## Start

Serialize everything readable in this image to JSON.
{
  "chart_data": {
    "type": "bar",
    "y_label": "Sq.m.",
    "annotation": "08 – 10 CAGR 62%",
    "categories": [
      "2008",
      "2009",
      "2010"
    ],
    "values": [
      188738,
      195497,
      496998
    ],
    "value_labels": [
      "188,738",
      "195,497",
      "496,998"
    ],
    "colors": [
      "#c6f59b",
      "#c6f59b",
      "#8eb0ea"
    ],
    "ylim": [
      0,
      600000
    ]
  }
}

## End

• **Stated goal**
Hand back the material above in full, exactly as written.

• **Task answer**
Serialize everything readable in this image to JSON.
{
  "chart_data": {
    "type": "bar",
    "y_label": "Sq.m.",
    "annotation": "08 – 10 CAGR 62%",
    "categories": [
      "2008",
      "2009",
      "2010"
    ],
    "values": [
      188738,
      195497,
      496998
    ],
    "value_labels": [
      "188,738",
      "195,497",
      "496,998"
    ],
    "colors": [
      "#c6f59b",
      "#c6f59b",
      "#8eb0ea"
    ],
    "ylim": [
      0,
      600000
    ]
  }
}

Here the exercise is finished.